(Data records Opens)

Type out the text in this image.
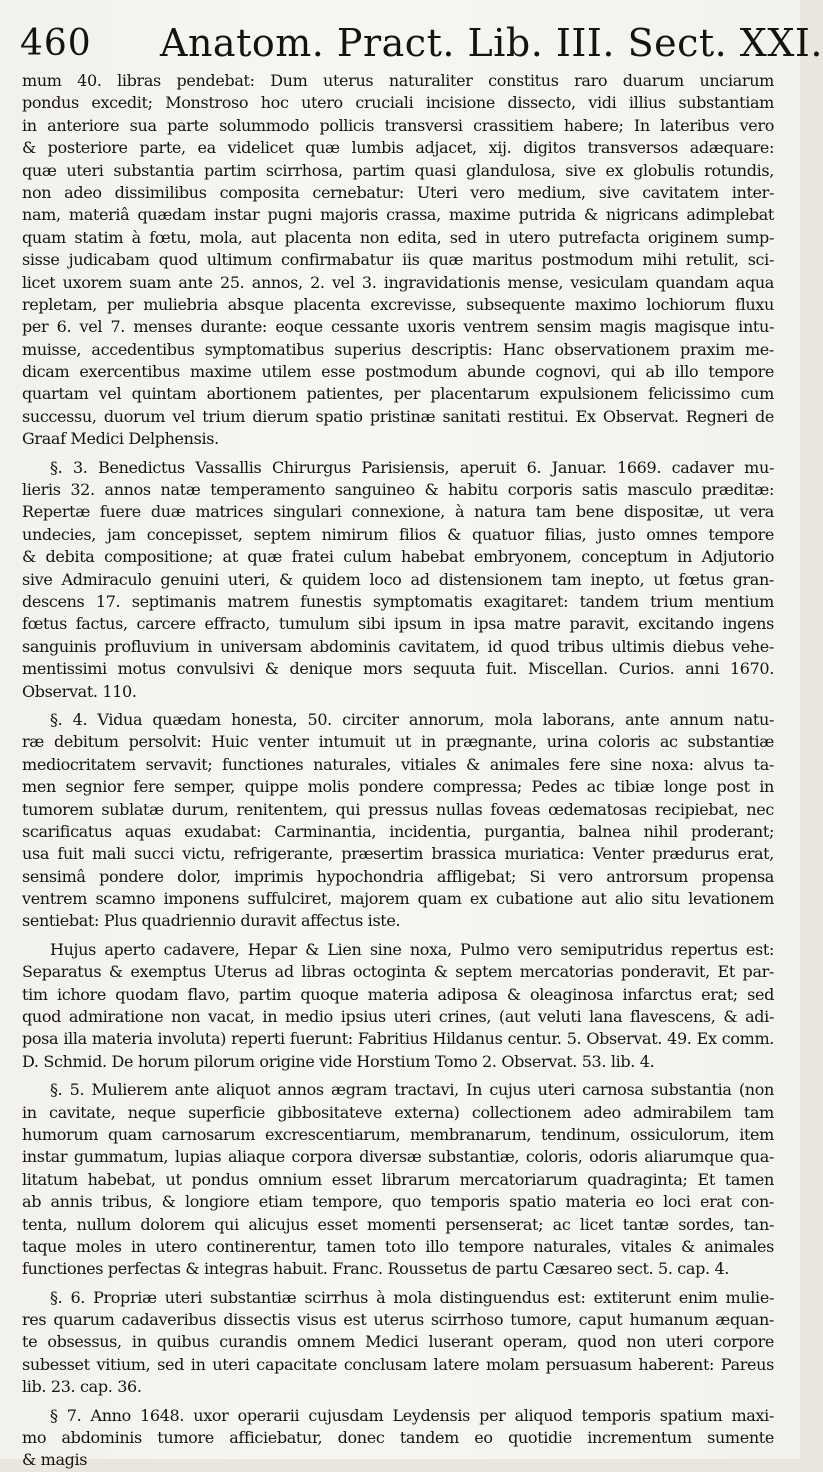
460 Anatom. Pract. Lib. III. Sect. XXI.
mum 40. libras pendebat: Dum uterus naturaliter constitus raro duarum unciarum
pondus excedit; Monstroso hoc utero cruciali incisione dissecto, vidi illius substantiam
in anteriore sua parte solummodo pollicis transversi crassitiem habere; In lateribus vero
& posteriore parte, ea videlicet quæ lumbis adjacet, xij. digitos transversos adæquare:
quæ uteri substantia partim scirrhosa, partim quasi glandulosa, sive ex globulis rotundis,
non adeo dissimilibus composita cernebatur: Uteri vero medium, sive cavitatem inter-
nam, materiâ quædam instar pugni majoris crassa, maxime putrida & nigricans adimplebat
quam statim à fœtu, mola, aut placenta non edita, sed in utero putrefacta originem sump-
sisse judicabam quod ultimum confirmabatur iis quæ maritus postmodum mihi retulit, sci-
licet uxorem suam ante 25. annos, 2. vel 3. ingravidationis mense, vesiculam quandam aqua
repletam, per muliebria absque placenta excrevisse, subsequente maximo lochiorum fluxu
per 6. vel 7. menses durante: eoque cessante uxoris ventrem sensim magis magisque intu-
muisse, accedentibus symptomatibus superius descriptis: Hanc observationem praxim me-
dicam exercentibus maxime utilem esse postmodum abunde cognovi, qui ab illo tempore
quartam vel quintam abortionem patientes, per placentarum expulsionem felicissimo cum
successu, duorum vel trium dierum spatio pristinæ sanitati restitui. Ex Observat. Regneri de
Graaf Medici Delphensis.
§. 3. Benedictus Vassallis Chirurgus Parisiensis, aperuit 6. Januar. 1669. cadaver mu-
lieris 32. annos natæ temperamento sanguineo & habitu corporis satis masculo præditæ:
Repertæ fuere duæ matrices singulari connexione, à natura tam bene dispositæ, ut vera
undecies, jam concepisset, septem nimirum filios & quatuor filias, justo omnes tempore
& debita compositione; at quæ fratei culum habebat embryonem, conceptum in Adjutorio
sive Admiraculo genuini uteri, & quidem loco ad distensionem tam inepto, ut fœtus gran-
descens 17. septimanis matrem funestis symptomatis exagitaret: tandem trium mentium
fœtus factus, carcere effracto, tumulum sibi ipsum in ipsa matre paravit, excitando ingens
sanguinis profluvium in universam abdominis cavitatem, id quod tribus ultimis diebus vehe-
mentissimi motus convulsivi & denique mors sequuta fuit. Miscellan. Curios. anni 1670.
Observat. 110.
§. 4. Vidua quædam honesta, 50. circiter annorum, mola laborans, ante annum natu-
ræ debitum persolvit: Huic venter intumuit ut in prægnante, urina coloris ac substantiæ
mediocritatem servavit; functiones naturales, vitiales & animales fere sine noxa: alvus ta-
men segnior fere semper, quippe molis pondere compressa; Pedes ac tibiæ longe post in
tumorem sublatæ durum, renitentem, qui pressus nullas foveas œdematosas recipiebat, nec
scarificatus aquas exudabat: Carminantia, incidentia, purgantia, balnea nihil proderant;
usa fuit mali succi victu, refrigerante, præsertim brassica muriatica: Venter prædurus erat,
sensimâ pondere dolor, imprimis hypochondria affligebat; Si vero antrorsum propensa
ventrem scamno imponens suffulciret, majorem quam ex cubatione aut alio situ levationem
sentiebat: Plus quadriennio duravit affectus iste.
Hujus aperto cadavere, Hepar & Lien sine noxa, Pulmo vero semiputridus repertus est:
Separatus & exemptus Uterus ad libras octoginta & septem mercatorias ponderavit, Et par-
tim ichore quodam flavo, partim quoque materia adiposa & oleaginosa infarctus erat; sed
quod admiratione non vacat, in medio ipsius uteri crines, (aut veluti lana flavescens, & adi-
posa illa materia involuta) reperti fuerunt: Fabritius Hildanus centur. 5. Observat. 49. Ex comm.
D. Schmid. De horum pilorum origine vide Horstium Tomo 2. Observat. 53. lib. 4.
§. 5. Mulierem ante aliquot annos ægram tractavi, In cujus uteri carnosa substantia (non
in cavitate, neque superficie gibbositateve externa) collectionem adeo admirabilem tam
humorum quam carnosarum excrescentiarum, membranarum, tendinum, ossiculorum, item
instar gummatum, lupias aliaque corpora diversæ substantiæ, coloris, odoris aliarumque qua-
litatum habebat, ut pondus omnium esset librarum mercatoriarum quadraginta; Et tamen
ab annis tribus, & longiore etiam tempore, quo temporis spatio materia eo loci erat con-
tenta, nullum dolorem qui alicujus esset momenti persenserat; ac licet tantæ sordes, tan-
taque moles in utero continerentur, tamen toto illo tempore naturales, vitales & animales
functiones perfectas & integras habuit. Franc. Roussetus de partu Cæsareo sect. 5. cap. 4.
§. 6. Propriæ uteri substantiæ scirrhus à mola distinguendus est: extiterunt enim mulie-
res quarum cadaveribus dissectis visus est uterus scirrhoso tumore, caput humanum æquan-
te obsessus, in quibus curandis omnem Medici luserant operam, quod non uteri corpore
subesset vitium, sed in uteri capacitate conclusam latere molam persuasum haberent: Pareus
lib. 23. cap. 36.
§ 7. Anno 1648. uxor operarii cujusdam Leydensis per aliquod temporis spatium maxi-
mo abdominis tumore afficiebatur, donec tandem eo quotidie incrementum sumente
& magis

(Data records Closes)

→ **Task description**: Which lines in the records above include the word "noxa"? Copy them out.

→ **Exercise answer**:
mediocritatem servavit; functiones naturales, vitiales & animales fere sine noxa: alvus ta-
Hujus aperto cadavere, Hepar & Lien sine noxa, Pulmo vero semiputridus repertus est:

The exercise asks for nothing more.